(REQUIREMENTS)
From the entries below, list each line with "type".

(SOURCE MATERIAL)
-- start --

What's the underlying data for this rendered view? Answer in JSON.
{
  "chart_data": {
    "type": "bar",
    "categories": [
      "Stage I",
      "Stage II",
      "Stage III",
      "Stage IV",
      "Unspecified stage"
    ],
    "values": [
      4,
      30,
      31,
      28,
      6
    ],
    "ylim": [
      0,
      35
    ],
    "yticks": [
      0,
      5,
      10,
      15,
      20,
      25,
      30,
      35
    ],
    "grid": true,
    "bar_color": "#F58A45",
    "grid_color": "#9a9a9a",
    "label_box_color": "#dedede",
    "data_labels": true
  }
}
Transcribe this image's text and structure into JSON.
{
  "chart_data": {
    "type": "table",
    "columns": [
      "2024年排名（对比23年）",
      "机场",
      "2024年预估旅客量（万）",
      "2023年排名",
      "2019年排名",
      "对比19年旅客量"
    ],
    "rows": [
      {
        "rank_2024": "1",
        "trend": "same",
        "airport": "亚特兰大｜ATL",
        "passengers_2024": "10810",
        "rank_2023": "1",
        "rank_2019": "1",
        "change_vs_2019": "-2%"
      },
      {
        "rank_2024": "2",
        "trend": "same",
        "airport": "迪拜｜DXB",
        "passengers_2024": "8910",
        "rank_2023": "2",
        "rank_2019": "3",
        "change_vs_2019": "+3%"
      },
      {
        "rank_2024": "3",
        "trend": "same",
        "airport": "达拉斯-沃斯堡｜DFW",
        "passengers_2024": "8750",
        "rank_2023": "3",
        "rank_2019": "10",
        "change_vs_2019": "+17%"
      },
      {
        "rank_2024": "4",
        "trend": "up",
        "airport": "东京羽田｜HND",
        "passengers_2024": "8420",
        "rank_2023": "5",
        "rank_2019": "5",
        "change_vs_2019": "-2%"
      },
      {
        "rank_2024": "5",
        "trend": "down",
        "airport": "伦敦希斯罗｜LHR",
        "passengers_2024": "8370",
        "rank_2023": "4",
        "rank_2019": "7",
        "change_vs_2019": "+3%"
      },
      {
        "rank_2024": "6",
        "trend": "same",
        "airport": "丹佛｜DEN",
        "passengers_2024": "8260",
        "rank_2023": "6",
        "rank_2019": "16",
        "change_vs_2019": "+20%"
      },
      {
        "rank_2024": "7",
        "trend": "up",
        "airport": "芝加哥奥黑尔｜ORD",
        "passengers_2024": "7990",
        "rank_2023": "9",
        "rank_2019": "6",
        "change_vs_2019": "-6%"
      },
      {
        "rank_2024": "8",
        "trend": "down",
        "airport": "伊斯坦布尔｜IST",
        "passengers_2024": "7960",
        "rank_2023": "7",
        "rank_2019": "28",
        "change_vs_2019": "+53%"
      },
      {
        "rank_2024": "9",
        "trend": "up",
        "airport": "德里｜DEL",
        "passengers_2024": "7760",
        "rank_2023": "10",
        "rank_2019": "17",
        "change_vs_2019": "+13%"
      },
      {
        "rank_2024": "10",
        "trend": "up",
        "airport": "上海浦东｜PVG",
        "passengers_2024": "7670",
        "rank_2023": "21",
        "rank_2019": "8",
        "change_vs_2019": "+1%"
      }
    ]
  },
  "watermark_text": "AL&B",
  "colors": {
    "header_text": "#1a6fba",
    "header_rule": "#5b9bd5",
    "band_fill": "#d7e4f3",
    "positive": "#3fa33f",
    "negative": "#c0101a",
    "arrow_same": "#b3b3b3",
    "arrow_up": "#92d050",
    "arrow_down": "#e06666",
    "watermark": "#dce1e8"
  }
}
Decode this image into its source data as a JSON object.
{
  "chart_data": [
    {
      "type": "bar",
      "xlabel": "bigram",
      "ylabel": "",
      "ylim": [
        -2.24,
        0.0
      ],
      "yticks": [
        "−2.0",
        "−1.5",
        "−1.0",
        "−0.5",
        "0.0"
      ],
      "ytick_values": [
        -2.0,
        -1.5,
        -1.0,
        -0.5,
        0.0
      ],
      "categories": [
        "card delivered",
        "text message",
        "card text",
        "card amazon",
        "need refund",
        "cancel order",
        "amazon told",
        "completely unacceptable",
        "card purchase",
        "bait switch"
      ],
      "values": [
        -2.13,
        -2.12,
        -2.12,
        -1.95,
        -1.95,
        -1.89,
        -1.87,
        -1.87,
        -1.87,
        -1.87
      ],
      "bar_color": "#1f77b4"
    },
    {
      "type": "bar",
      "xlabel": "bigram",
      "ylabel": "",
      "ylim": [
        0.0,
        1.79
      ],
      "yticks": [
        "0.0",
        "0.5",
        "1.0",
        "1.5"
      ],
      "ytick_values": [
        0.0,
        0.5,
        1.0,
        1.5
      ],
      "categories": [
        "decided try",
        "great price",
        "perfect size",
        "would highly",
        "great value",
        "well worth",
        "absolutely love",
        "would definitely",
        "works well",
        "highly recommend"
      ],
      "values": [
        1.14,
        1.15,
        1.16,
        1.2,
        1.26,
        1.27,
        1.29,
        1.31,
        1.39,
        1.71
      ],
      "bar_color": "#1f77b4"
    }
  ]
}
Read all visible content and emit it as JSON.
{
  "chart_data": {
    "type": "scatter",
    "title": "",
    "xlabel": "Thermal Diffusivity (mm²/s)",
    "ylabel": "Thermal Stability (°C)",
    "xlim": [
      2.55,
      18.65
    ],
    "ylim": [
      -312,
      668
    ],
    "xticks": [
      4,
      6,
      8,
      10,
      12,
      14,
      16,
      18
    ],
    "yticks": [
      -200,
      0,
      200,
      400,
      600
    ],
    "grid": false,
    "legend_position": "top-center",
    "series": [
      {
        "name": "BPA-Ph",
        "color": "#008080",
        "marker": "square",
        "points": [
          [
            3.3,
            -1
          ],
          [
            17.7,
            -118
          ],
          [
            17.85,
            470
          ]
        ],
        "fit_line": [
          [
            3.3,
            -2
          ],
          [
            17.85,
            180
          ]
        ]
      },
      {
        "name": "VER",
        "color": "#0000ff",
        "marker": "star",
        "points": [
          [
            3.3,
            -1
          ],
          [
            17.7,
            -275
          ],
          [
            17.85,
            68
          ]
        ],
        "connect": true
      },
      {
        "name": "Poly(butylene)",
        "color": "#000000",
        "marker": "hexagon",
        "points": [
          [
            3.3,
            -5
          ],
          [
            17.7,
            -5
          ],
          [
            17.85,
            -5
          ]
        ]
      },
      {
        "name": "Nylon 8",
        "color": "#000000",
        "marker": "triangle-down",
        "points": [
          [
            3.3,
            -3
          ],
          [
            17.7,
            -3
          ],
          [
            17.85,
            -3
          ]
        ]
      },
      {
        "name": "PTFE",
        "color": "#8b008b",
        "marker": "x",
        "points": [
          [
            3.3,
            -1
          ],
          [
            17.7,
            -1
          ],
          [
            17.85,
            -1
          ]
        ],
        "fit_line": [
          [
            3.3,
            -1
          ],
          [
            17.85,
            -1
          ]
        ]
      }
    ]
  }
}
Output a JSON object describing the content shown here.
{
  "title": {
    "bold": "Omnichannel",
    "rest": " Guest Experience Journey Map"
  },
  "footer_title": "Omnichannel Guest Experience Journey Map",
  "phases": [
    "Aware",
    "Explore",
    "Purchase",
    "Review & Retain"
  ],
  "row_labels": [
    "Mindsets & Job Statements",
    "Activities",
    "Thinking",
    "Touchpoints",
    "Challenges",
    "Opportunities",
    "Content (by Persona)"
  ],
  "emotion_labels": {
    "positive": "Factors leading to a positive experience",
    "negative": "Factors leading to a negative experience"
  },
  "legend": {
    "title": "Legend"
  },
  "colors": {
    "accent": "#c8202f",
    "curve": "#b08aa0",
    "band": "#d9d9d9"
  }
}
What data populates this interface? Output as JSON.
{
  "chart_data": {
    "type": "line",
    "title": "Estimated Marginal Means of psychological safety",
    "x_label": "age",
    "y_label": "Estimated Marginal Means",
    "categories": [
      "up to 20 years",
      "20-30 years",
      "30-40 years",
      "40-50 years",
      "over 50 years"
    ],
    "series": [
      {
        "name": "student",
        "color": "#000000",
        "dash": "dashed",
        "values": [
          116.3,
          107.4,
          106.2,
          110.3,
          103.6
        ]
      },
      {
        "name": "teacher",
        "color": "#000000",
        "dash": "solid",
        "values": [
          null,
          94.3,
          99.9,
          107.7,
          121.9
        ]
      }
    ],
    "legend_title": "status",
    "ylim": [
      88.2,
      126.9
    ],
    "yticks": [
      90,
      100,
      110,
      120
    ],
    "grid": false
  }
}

-- end --

(EXERCISE RESPONSE)
    "type": "bar",
    "type": "table",
      "type": "bar",
      "type": "bar",
    "type": "scatter",
    "type": "line",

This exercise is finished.